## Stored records
START

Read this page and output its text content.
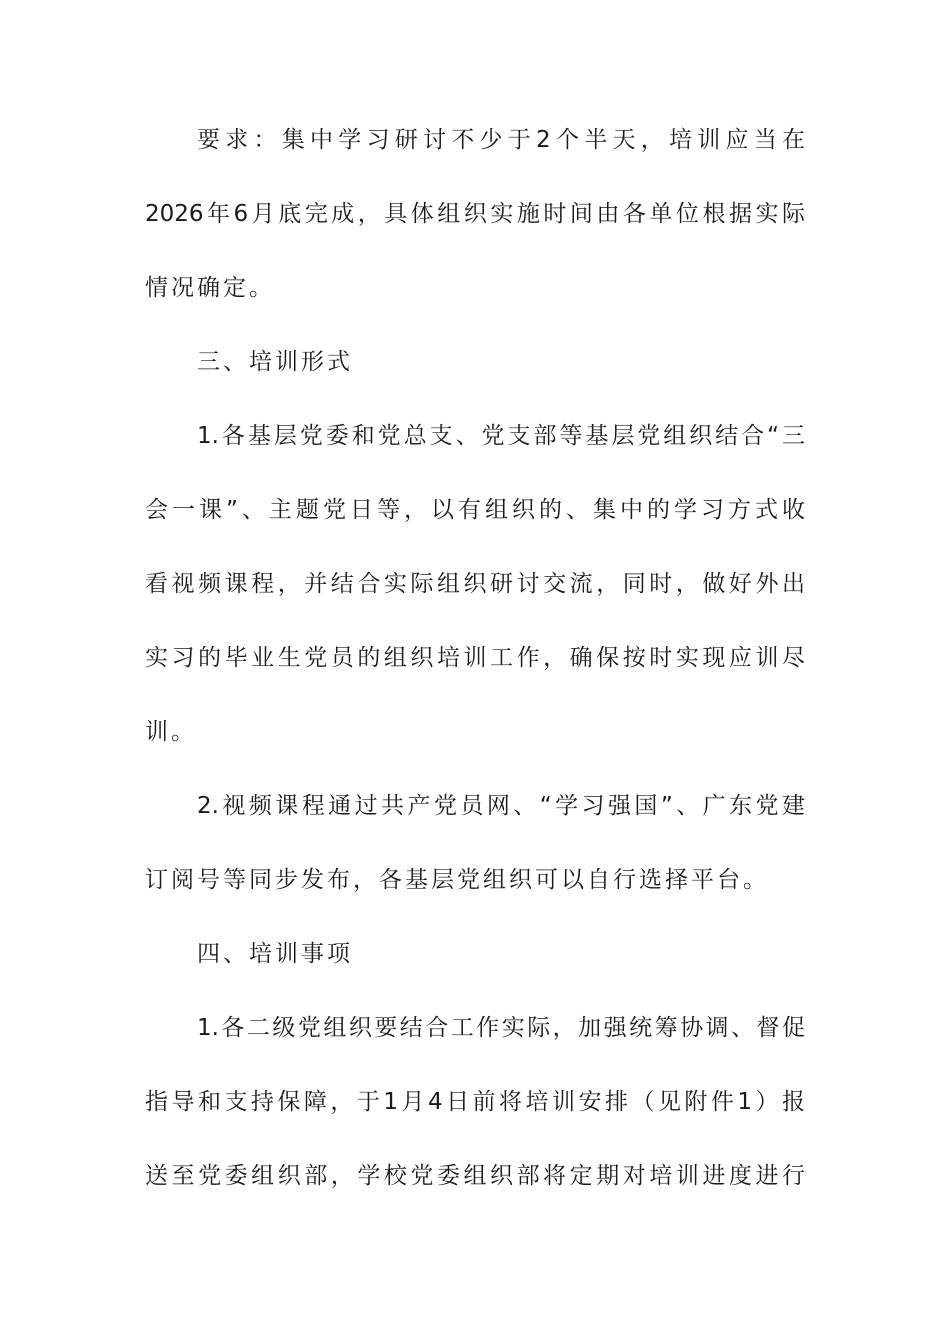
要求：集中学习研讨不少于2个半天，培训应当在
2026年6月底完成，具体组织实施时间由各单位根据实际
情况确定。
三、培训形式
1.各基层党委和党总支、党支部等基层党组织结合“三
会一课”、主题党日等，以有组织的、集中的学习方式收
看视频课程，并结合实际组织研讨交流，同时，做好外出
实习的毕业生党员的组织培训工作，确保按时实现应训尽
训。
2.视频课程通过共产党员网、“学习强国”、广东党建
订阅号等同步发布，各基层党组织可以自行选择平台。
四、培训事项
1.各二级党组织要结合工作实际，加强统筹协调、督促
指导和支持保障，于1月4日前将培训安排（见附件1）报
送至党委组织部，学校党委组织部将定期对培训进度进行
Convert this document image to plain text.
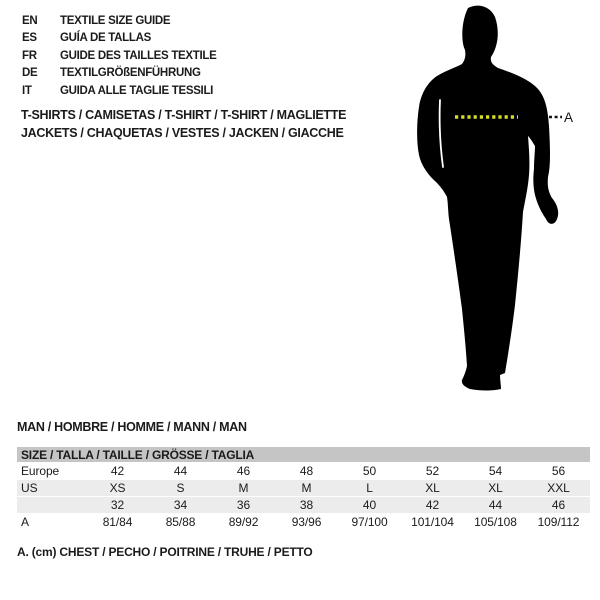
EN	TEXTILE SIZE GUIDE
ES	GUÍA DE TALLAS
FR	GUIDE DES TAILLES TEXTILE
DE	TEXTILGRÖßENFÜHRUNG
IT	GUIDA ALLE TAGLIE TESSILI
T-SHIRTS / CAMISETAS / T-SHIRT / T-SHIRT / MAGLIETTE
JACKETS / CHAQUETAS / VESTES / JACKEN / GIACCHE
A
MAN / HOMBRE / HOMME / MANN / MAN
SIZE / TALLA / TAILLE / GRÖSSE / TAGLIA								
Europe	42	44	46	48	50	52	54	56
US	XS	S	M	M	L	XL	XL	XXL
	32	34	36	38	40	42	44	46
A	81/84	85/88	89/92	93/96	97/100	101/104	105/108	109/112
A. (cm) CHEST / PECHO / POITRINE / TRUHE / PETTO
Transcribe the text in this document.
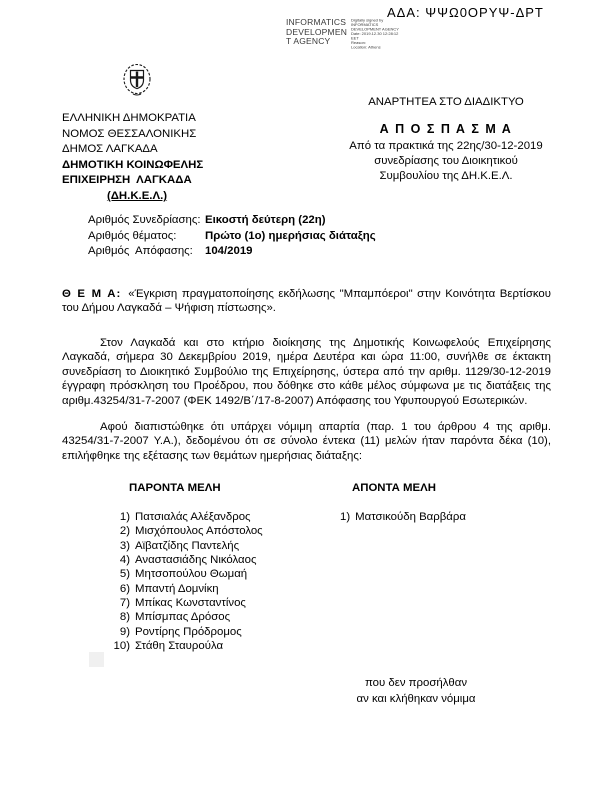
ΑΔΑ: ΨΨΩ0ΟΡΥΨ-ΔΡΤ
INFORMATICS
DEVELOPMEN
T AGENCY
Digitally signed by
INFORMATICS
DEVELOPMENT AGENCY
Date: 2019.12.30 12:28:12
EET
Reason:
Location: Athens
ΕΛΛΗΝΙΚΗ ΔΗΜΟΚΡΑΤΙΑ
ΝΟΜΟΣ ΘΕΣΣΑΛΟΝΙΚΗΣ
ΔΗΜΟΣ ΛΑΓΚΑΔΑ
ΔΗΜΟΤΙΚΗ ΚΟΙΝΩΦΕΛΗΣ
ΕΠΙΧΕΙΡΗΣΗ  ΛΑΓΚΑΔΑ
(ΔΗ.Κ.Ε.Λ.)
ΑΝΑΡΤΗΤΕΑ ΣΤΟ ΔΙΑΔΙΚΤΥΟ
Α Π Ο Σ Π Α Σ Μ Α
Από τα πρακτικά της 22ης/30-12-2019
συνεδρίασης του Διοικητικού
Συμβουλίου της ΔΗ.Κ.Ε.Λ.
Αριθμός Συνεδρίασης: Εικοστή δεύτερη (22η)
Αριθμός θέματος:	Πρώτο (1ο) ημερήσιας διάταξης
Αριθμός  Απόφασης: 104/2019
Θ Ε Μ Α: «Έγκριση πραγματοποίησης εκδήλωσης "Μπαμπόεροι" στην Κοινότητα Βερτίσκου του Δήμου Λαγκαδά – Ψήφιση πίστωσης».
Στον Λαγκαδά και στο κτήριο διοίκησης της Δημοτικής Κοινωφελούς Επιχείρησης Λαγκαδά, σήμερα 30 Δεκεμβρίου 2019, ημέρα Δευτέρα και ώρα 11:00, συνήλθε σε έκτακτη συνεδρίαση το Διοικητικό Συμβούλιο της Επιχείρησης, ύστερα από την αριθμ. 1129/30-12-2019 έγγραφη πρόσκληση του Προέδρου, που δόθηκε στο κάθε μέλος σύμφωνα με τις διατάξεις της αριθμ.43254/31-7-2007 (ΦΕΚ 1492/Β΄/17-8-2007) Απόφασης του Υφυπουργού Εσωτερικών.
Αφού διαπιστώθηκε ότι υπάρχει νόμιμη απαρτία (παρ. 1 του άρθρου 4 της αριθμ. 43254/31-7-2007 Υ.Α.), δεδομένου ότι σε σύνολο έντεκα (11) μελών ήταν παρόντα δέκα (10), επιλήφθηκε της εξέτασης των θεμάτων ημερήσιας διάταξης:
ΠΑΡΟΝΤΑ ΜΕΛΗ	ΑΠΟΝΤΑ ΜΕΛΗ
1) Πατσιαλάς Αλέξανδρος
2) Μισχόπουλος Απόστολος
3) Αϊβατζίδης Παντελής
4) Αναστασιάδης Νικόλαος
5) Μητσοπούλου Θωμαή
6) Μπαντή Δομνίκη
7) Μπίκας Κωνσταντίνος
8) Μπίσμπας Δρόσος
9) Ροντίρης Πρόδρομος
10) Στάθη Σταυρούλα
1) Ματσικούδη Βαρβάρα
που δεν προσήλθαν
αν και κλήθηκαν νόμιμα
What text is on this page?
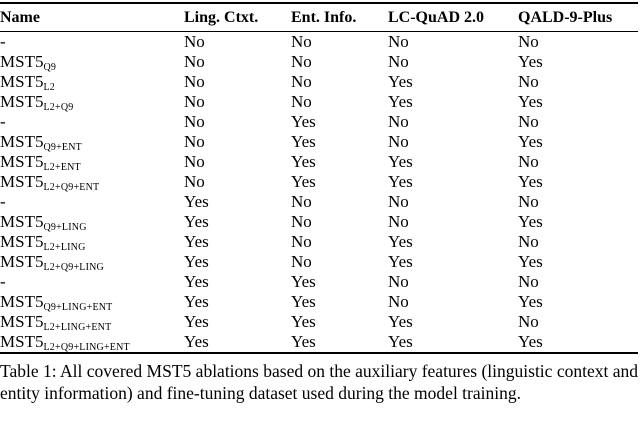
Name	Ling. Ctxt.	Ent. Info.	LC-QuAD 2.0	QALD-9-Plus
-	No	No	No	No
$MST5_{Q9}$	No	No	No	Yes
$MST5_{L2}$	No	No	Yes	No
$MST5_{L2+Q9}$	No	No	Yes	Yes
-	No	Yes	No	No
$MST5_{Q9+ENT}$	No	Yes	No	Yes
$MST5_{L2+ENT}$	No	Yes	Yes	No
$MST5_{L2+Q9+ENT}$	No	Yes	Yes	Yes
-	Yes	No	No	No
$MST5_{Q9+LING}$	Yes	No	No	Yes
$MST5_{L2+LING}$	Yes	No	Yes	No
$MST5_{L2+Q9+LING}$	Yes	No	Yes	Yes
-	Yes	Yes	No	No
$MST5_{Q9+LING+ENT}$	Yes	Yes	No	Yes
$MST5_{L2+LING+ENT}$	Yes	Yes	Yes	No
$MST5_{L2+Q9+LING+ENT}$	Yes	Yes	Yes	Yes
Table 1: All covered MST5 ablations based on the auxiliary features (linguistic context and entity information) and fine-tuning dataset used during the model training.
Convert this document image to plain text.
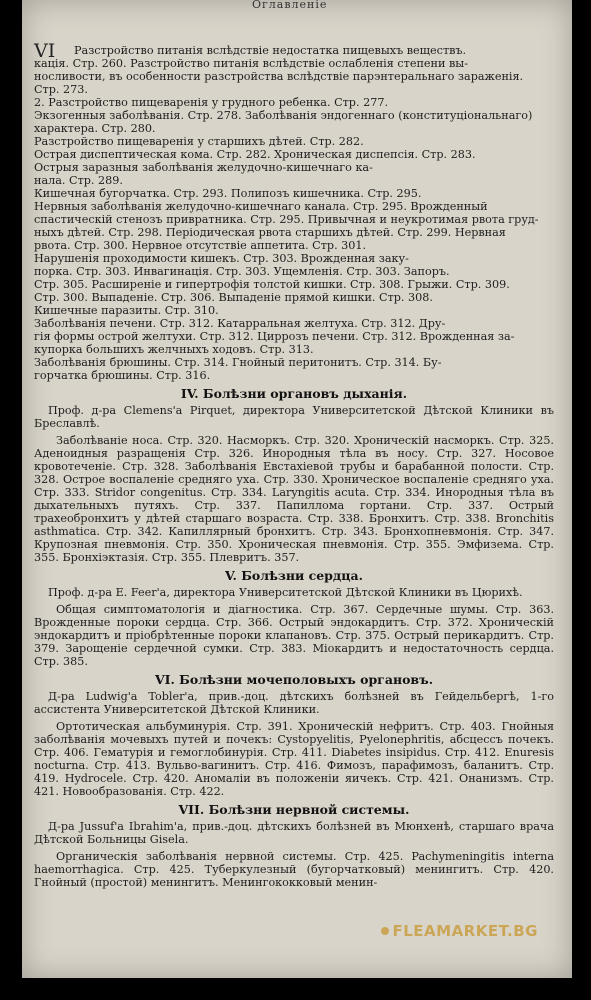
Оглавленіе
VI	Разстройство питанія вслѣдствіе недостатка пищевыхъ веществъ.
кація. Стр. 260. Разстройство питанія вслѣдствіе ослабленія степени вы-
носливости, въ особенности разстройства вслѣдствіе парэнтеральнаго зараженія.
Стр. 273.
2. Разстройство пищеваренія у грудного ребенка. Стр. 277.
Экзогенныя заболѣванія. Стр. 278. Заболѣванія эндогеннаго (конституціональнаго)
характера. Стр. 280.
Разстройство пищеваренія у старшихъ дѣтей. Стр. 282.
Острая диспептическая кома. Стр. 282. Хроническая диспепсія. Стр. 283.
Острыя заразныя заболѣванія желудочно-кишечнаго ка-
нала. Стр. 289.
Кишечная бугорчатка. Стр. 293. Полипозъ кишечника. Стр. 295.
Нервныя заболѣванія желудочно-кишечнаго канала. Стр. 295. Врожденный
спастическій стенозъ привратника. Стр. 295. Привычная и неукротимая рвота груд-
ныхъ дѣтей. Стр. 298. Періодическая рвота старшихъ дѣтей. Стр. 299. Нервная
рвота. Стр. 300. Нервное отсутствіе аппетита. Стр. 301.
Нарушенія проходимости кишекъ. Стр. 303. Врожденная заку-
порка. Стр. 303. Инвагинація. Стр. 303. Ущемленія. Стр. 303. Запоръ.
Стр. 305. Расширеніе и гипертрофія толстой кишки. Стр. 308. Грыжи. Стр. 309.
Стр. 300. Выпаденіе. Стр. 306. Выпаденіе прямой кишки. Стр. 308.
Кишечные паразиты. Стр. 310.
Заболѣванія печени. Стр. 312. Катарральная желтуха. Стр. 312. Дру-
гія формы острой желтухи. Стр. 312. Циррозъ печени. Стр. 312. Врожденная за-
купорка большихъ желчныхъ ходовъ. Стр. 313.
Заболѣванія брюшины. Стр. 314. Гнойный перитонитъ. Стр. 314. Бу-
горчатка брюшины. Стр. 316.
IV. Болѣзни органовъ дыханія.

Проф. д-ра Clemens'a Pirquet, директора Университетской Дѣтской Клиники въ Бреславлѣ.

Заболѣваніе носа. Стр. 320. Насморкъ. Стр. 320. Хроническій насморкъ. Стр. 325. Аденоидныя разращенія Стр. 326. Инородныя тѣла въ носу. Стр. 327. Носовое кровотеченіе. Стр. 328. Заболѣванія Евстахіевой трубы и барабанной полости. Стр. 328. Острое воспаленіе средняго уха. Стр. 330. Хроническое воспаленіе средняго уха. Стр. 333. Stridor congenitus. Стр. 334. Laryngitis acuta. Стр. 334. Инородныя тѣла въ дыхательныхъ путяхъ. Стр. 337. Папиллома гортани. Стр. 337. Острый трахеобронхитъ у дѣтей старшаго возраста. Стр. 338. Бронхитъ. Стр. 338. Bronchitis asthmatica. Стр. 342. Капиллярный бронхитъ. Стр. 343. Бронхопневмонія. Стр. 347. Крупозная пневмонія. Стр. 350. Хроническая пневмонія. Стр. 355. Эмфизема. Стр. 355. Бронхіэктазія. Стр. 355. Плевритъ. 357.

V. Болѣзни сердца.

Проф. д-ра E. Feer'a, директора Университетской Дѣтской Клиники въ Цюрихѣ.

Общая симптоматологія и діагностика. Стр. 367. Сердечные шумы. Стр. 363. Врожденные пороки сердца. Стр. 366. Острый эндокардитъ. Стр. 372. Хроническій эндокардитъ и пріобрѣтенные пороки клапановъ. Стр. 375. Острый перикардитъ. Стр. 379. Зарощеніе сердечной сумки. Стр. 383. Міокардитъ и недостаточность сердца. Стр. 385.

VI. Болѣзни мочеполовыхъ органовъ.

Д-ра Ludwig'a Tobler'a, прив.-доц. дѣтскихъ болѣзней въ Гейдельбергѣ, 1-го ассистента Университетской Дѣтской Клиники.

Ортотическая альбуминурія. Стр. 391. Хроническій нефритъ. Стр. 403. Гнойныя заболѣванія мочевыхъ путей и почекъ: Cystopyelitis, Pyelonephritis, абсцессъ почекъ. Стр. 406. Гематурія и гемоглобинурія. Стр. 411. Diabetes insipidus. Стр. 412. Enuresis nocturna. Стр. 413. Вульво-вагинитъ. Стр. 416. Фимозъ, парафимозъ, баланитъ. Стр. 419. Hydrocele. Стр. 420. Аномаліи въ положеніи яичекъ. Стр. 421. Онанизмъ. Стр. 421. Новообразованія. Стр. 422.

VII. Болѣзни нервной системы.

Д-ра Jussuf'a Ibrahim'a, прив.-доц. дѣтскихъ болѣзней въ Мюнхенѣ, старшаго врача Дѣтской Больницы Gisela.

Органическія заболѣванія нервной системы. Стр. 425. Pachymeningitis interna haemorrhagica. Стр. 425. Туберкулезный (бугорчатковый) менингитъ. Стр. 420. Гнойный (простой) менингитъ. Менингококковый менин-

FLEAMARKET.BG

END

## Stated exercise
Pull out the lines above in which the word "GUIDE" appears.

## Reply to the task
EN	TEXTILE SIZE GUIDE
FR	GUIDE DES TAILLES TEXTILE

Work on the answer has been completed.